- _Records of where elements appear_

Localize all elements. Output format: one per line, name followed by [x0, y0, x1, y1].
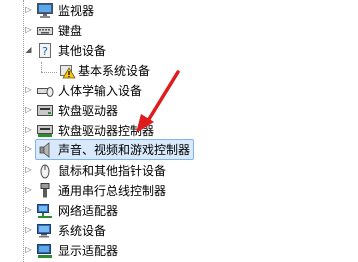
- tree-item-label: 网络适配器: [58, 204, 119, 218]
- tree-item-floppy-controllers[interactable]: ▷ 软盘驱动器控制器: [0, 120, 358, 141]
- expand-arrow-icon[interactable]: ▷: [23, 244, 34, 256]
- tree-item-label: 系统设备: [58, 224, 107, 238]
- collapse-arrow-icon[interactable]: ◢: [23, 44, 34, 56]
- tree-item-label: 显示适配器: [58, 244, 119, 258]
- keyboard-icon: [36, 22, 54, 39]
- tree-item-usb-controllers[interactable]: ▷ 通用串行总线控制器: [0, 180, 358, 201]
- svg-text:?: ?: [42, 45, 48, 58]
- expand-arrow-icon[interactable]: ▷: [23, 124, 34, 136]
- warning-device-icon: [58, 62, 76, 79]
- expand-arrow-icon[interactable]: ▷: [23, 164, 34, 176]
- display-adapter-icon: [36, 242, 54, 259]
- expand-arrow-icon[interactable]: ▷: [23, 84, 34, 96]
- expand-arrow-icon[interactable]: ▷: [23, 104, 34, 116]
- tree-item-label: 声音、视频和游戏控制器: [58, 143, 191, 157]
- floppy-drive-icon: [36, 102, 54, 119]
- tree-item-label: 通用串行总线控制器: [58, 184, 167, 198]
- floppy-controller-icon: [36, 122, 54, 139]
- expand-arrow-icon[interactable]: ▷: [23, 224, 34, 236]
- tree-item-label: 软盘驱动器控制器: [58, 124, 155, 138]
- tree-item-sound-video-game-controllers[interactable]: ▷ 声音、视频和游戏控制器: [0, 139, 358, 160]
- expand-arrow-icon[interactable]: ▷: [23, 24, 34, 36]
- expand-arrow-icon[interactable]: ▷: [23, 143, 34, 155]
- tree-item-system-devices[interactable]: ▷ 系统设备: [0, 220, 358, 241]
- network-adapter-icon: [36, 202, 54, 219]
- tree-item-label: 鼠标和其他指针设备: [58, 164, 167, 178]
- tree-item-label: 人体学输入设备: [58, 84, 143, 98]
- tree-item-label: 其他设备: [58, 44, 107, 58]
- tree-item-label: 软盘驱动器: [58, 104, 119, 118]
- tree-item-hid[interactable]: ▷ 人体学输入设备: [0, 80, 358, 101]
- tree-item-label: 监视器: [58, 4, 95, 18]
- hid-icon: [36, 82, 54, 99]
- tree-item-mice[interactable]: ▷ 鼠标和其他指针设备: [0, 160, 358, 181]
- tree-item-network-adapters[interactable]: ▷ 网络适配器: [0, 200, 358, 221]
- monitor-icon: [36, 2, 54, 19]
- tree-item-label: 基本系统设备: [78, 64, 151, 78]
- usb-icon: [36, 182, 54, 199]
- expand-arrow-icon[interactable]: ▷: [23, 184, 34, 196]
- expand-arrow-icon[interactable]: ▷: [23, 204, 34, 216]
- unknown-device-icon: ?: [36, 42, 54, 59]
- tree-item-other-devices[interactable]: ◢ ? 其他设备: [0, 40, 358, 61]
- tree-item-display-adapters[interactable]: ▷ 显示适配器: [0, 240, 358, 261]
- expand-arrow-icon[interactable]: ▷: [23, 4, 34, 16]
- tree-item-monitors[interactable]: ▷ 监视器: [0, 0, 358, 21]
- system-device-icon: [36, 222, 54, 239]
- tree-item-base-system-device[interactable]: 基本系统设备: [0, 60, 358, 81]
- mouse-icon: [36, 162, 54, 179]
- speaker-icon: [38, 141, 56, 158]
- tree-item-floppy-drives[interactable]: ▷ 软盘驱动器: [0, 100, 358, 121]
- tree-item-keyboards[interactable]: ▷ 键盘: [0, 20, 358, 41]
- device-manager-tree: ▷ 监视器 ▷ 键盘 ◢ ? 其他设备 基本系统设备 ▷ 人体学输入设备 ▷ 软…: [0, 0, 358, 262]
- tree-item-label: 键盘: [58, 24, 83, 38]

- _Do this_
Reproduce all of the data above verbatim, line by line, and omit the pictures from the output.

- _Reply_
Localize all elements. Output format: one per line, name followed by [x0, y0, x1, y1].
- tree-item-label: 网络适配器: [58, 204, 119, 218]
- tree-item-floppy-controllers[interactable]: ▷ 软盘驱动器控制器: [0, 120, 358, 141]
- expand-arrow-icon[interactable]: ▷: [23, 244, 34, 256]
- tree-item-label: 系统设备: [58, 224, 107, 238]
- collapse-arrow-icon[interactable]: ◢: [23, 44, 34, 56]
- tree-item-label: 显示适配器: [58, 244, 119, 258]
- keyboard-icon: [36, 22, 54, 39]
- tree-item-usb-controllers[interactable]: ▷ 通用串行总线控制器: [0, 180, 358, 201]
- svg-text:?: ?: [42, 45, 48, 58]
- expand-arrow-icon[interactable]: ▷: [23, 124, 34, 136]
- warning-device-icon: [58, 62, 76, 79]
- expand-arrow-icon[interactable]: ▷: [23, 164, 34, 176]
- display-adapter-icon: [36, 242, 54, 259]
- expand-arrow-icon[interactable]: ▷: [23, 84, 34, 96]
- expand-arrow-icon[interactable]: ▷: [23, 104, 34, 116]
- tree-item-label: 声音、视频和游戏控制器: [58, 143, 191, 157]
- floppy-drive-icon: [36, 102, 54, 119]
- tree-item-label: 通用串行总线控制器: [58, 184, 167, 198]
- floppy-controller-icon: [36, 122, 54, 139]
- expand-arrow-icon[interactable]: ▷: [23, 224, 34, 236]
- tree-item-label: 软盘驱动器控制器: [58, 124, 155, 138]
- tree-item-sound-video-game-controllers[interactable]: ▷ 声音、视频和游戏控制器: [0, 139, 358, 160]
- expand-arrow-icon[interactable]: ▷: [23, 24, 34, 36]
- expand-arrow-icon[interactable]: ▷: [23, 143, 34, 155]
- tree-item-system-devices[interactable]: ▷ 系统设备: [0, 220, 358, 241]
- network-adapter-icon: [36, 202, 54, 219]
- tree-item-label: 鼠标和其他指针设备: [58, 164, 167, 178]
- tree-item-label: 人体学输入设备: [58, 84, 143, 98]
- tree-item-label: 其他设备: [58, 44, 107, 58]
- tree-item-label: 软盘驱动器: [58, 104, 119, 118]
- tree-item-hid[interactable]: ▷ 人体学输入设备: [0, 80, 358, 101]
- tree-item-label: 监视器: [58, 4, 95, 18]
- hid-icon: [36, 82, 54, 99]
- tree-item-mice[interactable]: ▷ 鼠标和其他指针设备: [0, 160, 358, 181]
- tree-item-network-adapters[interactable]: ▷ 网络适配器: [0, 200, 358, 221]
- monitor-icon: [36, 2, 54, 19]
- tree-item-label: 基本系统设备: [78, 64, 151, 78]
- usb-icon: [36, 182, 54, 199]
- expand-arrow-icon[interactable]: ▷: [23, 184, 34, 196]
- expand-arrow-icon[interactable]: ▷: [23, 204, 34, 216]
- unknown-device-icon: ?: [36, 42, 54, 59]
- tree-item-other-devices[interactable]: ◢ ? 其他设备: [0, 40, 358, 61]
- tree-item-display-adapters[interactable]: ▷ 显示适配器: [0, 240, 358, 261]
- expand-arrow-icon[interactable]: ▷: [23, 4, 34, 16]
- tree-item-monitors[interactable]: ▷ 监视器: [0, 0, 358, 21]
- system-device-icon: [36, 222, 54, 239]
- tree-item-base-system-device[interactable]: 基本系统设备: [0, 60, 358, 81]
- mouse-icon: [36, 162, 54, 179]
- speaker-icon: [38, 141, 56, 158]
- tree-item-floppy-drives[interactable]: ▷ 软盘驱动器: [0, 100, 358, 121]
- tree-item-keyboards[interactable]: ▷ 键盘: [0, 20, 358, 41]
- device-manager-tree: ▷ 监视器 ▷ 键盘 ◢ ? 其他设备 基本系统设备 ▷ 人体学输入设备 ▷ 软…: [0, 0, 358, 262]
- tree-item-label: 键盘: [58, 24, 83, 38]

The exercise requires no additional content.